*Problem statement*: Identify each line containing the word "source" and copy it.

*Recorded information*:
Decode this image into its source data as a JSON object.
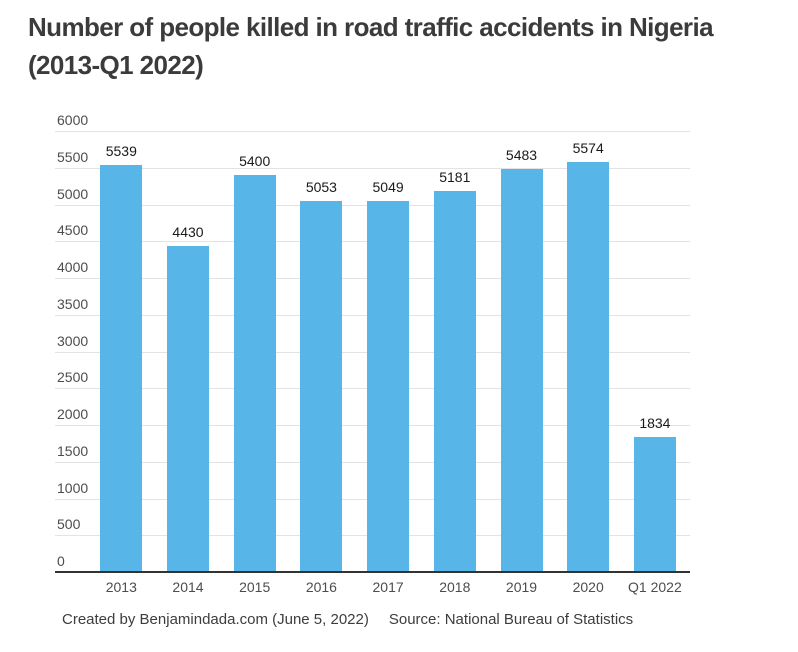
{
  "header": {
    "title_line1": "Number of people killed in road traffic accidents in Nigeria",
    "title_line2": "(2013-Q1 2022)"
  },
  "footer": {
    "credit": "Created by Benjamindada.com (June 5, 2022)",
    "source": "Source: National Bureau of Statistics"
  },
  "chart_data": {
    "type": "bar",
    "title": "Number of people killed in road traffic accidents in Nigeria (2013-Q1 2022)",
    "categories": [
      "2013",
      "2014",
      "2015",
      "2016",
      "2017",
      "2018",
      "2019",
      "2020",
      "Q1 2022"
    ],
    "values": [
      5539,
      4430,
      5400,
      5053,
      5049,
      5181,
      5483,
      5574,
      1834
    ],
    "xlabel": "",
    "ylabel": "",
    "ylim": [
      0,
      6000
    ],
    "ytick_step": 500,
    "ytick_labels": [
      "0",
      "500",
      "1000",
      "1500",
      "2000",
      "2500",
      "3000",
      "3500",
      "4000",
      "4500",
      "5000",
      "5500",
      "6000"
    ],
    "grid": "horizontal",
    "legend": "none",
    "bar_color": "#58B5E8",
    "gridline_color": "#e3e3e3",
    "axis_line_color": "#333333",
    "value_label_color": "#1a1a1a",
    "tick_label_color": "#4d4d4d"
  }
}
* * *
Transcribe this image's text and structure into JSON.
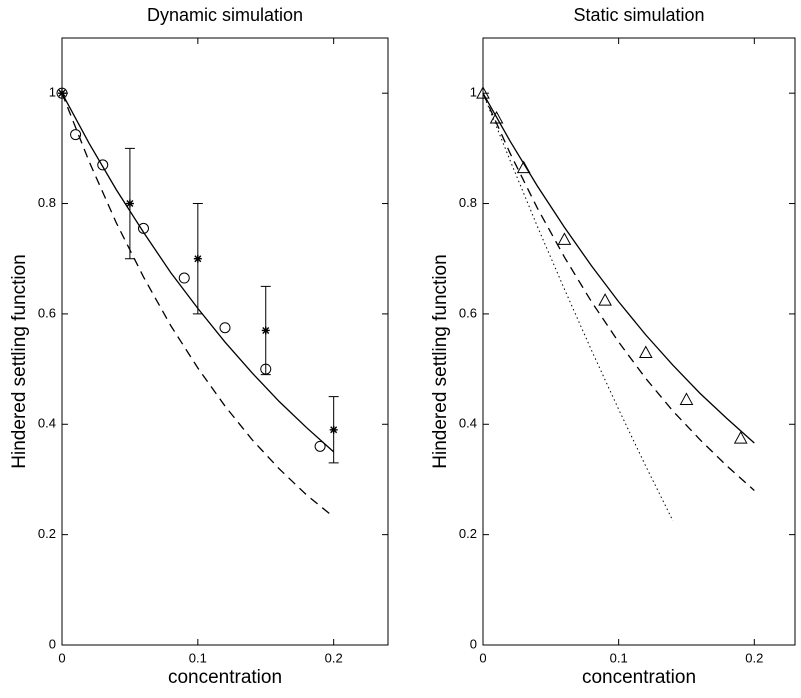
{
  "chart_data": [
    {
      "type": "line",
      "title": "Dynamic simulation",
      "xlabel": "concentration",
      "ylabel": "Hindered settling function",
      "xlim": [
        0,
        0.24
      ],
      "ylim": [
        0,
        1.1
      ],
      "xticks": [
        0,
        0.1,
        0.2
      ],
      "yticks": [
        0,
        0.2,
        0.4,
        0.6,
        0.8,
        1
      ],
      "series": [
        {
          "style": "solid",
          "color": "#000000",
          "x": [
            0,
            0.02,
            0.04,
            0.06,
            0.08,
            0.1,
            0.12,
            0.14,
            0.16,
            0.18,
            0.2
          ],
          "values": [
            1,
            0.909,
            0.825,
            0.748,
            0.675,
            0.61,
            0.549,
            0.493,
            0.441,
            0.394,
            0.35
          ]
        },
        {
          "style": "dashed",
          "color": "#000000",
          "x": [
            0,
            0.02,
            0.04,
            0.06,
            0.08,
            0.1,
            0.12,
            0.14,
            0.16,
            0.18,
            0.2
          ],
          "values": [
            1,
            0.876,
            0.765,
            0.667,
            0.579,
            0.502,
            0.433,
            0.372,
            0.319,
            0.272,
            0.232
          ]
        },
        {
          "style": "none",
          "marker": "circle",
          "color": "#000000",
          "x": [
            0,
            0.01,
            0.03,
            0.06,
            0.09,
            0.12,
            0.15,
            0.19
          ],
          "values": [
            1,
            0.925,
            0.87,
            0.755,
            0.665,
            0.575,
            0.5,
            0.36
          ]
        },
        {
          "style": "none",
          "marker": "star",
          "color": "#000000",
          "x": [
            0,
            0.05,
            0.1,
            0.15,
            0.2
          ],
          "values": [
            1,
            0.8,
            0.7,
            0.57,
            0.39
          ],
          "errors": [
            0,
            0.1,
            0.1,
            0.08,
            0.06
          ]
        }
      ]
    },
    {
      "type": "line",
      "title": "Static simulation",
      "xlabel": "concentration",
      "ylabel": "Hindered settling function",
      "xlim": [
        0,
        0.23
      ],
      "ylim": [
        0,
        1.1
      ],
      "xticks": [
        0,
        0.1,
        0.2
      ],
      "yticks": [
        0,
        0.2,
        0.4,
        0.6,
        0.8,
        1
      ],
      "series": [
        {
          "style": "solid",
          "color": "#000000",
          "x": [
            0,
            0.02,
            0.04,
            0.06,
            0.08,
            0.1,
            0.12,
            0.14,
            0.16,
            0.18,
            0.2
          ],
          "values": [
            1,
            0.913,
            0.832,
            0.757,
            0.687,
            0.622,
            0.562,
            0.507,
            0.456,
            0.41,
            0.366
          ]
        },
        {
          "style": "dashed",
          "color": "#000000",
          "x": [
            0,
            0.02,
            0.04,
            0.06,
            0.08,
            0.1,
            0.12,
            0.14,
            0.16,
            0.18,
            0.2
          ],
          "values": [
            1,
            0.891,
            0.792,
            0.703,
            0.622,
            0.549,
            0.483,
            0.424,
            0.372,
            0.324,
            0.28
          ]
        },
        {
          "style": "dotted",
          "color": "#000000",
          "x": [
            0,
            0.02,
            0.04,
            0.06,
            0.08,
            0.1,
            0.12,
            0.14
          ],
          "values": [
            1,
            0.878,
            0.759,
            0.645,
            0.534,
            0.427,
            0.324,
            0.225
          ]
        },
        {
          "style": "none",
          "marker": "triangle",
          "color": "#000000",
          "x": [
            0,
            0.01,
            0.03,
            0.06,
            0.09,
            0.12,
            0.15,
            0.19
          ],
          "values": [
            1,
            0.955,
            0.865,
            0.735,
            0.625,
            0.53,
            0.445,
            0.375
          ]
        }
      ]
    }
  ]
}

*Result*:
Decode this image into its source data as a JSON object.
    "source": "Source: National Bureau of Statistics"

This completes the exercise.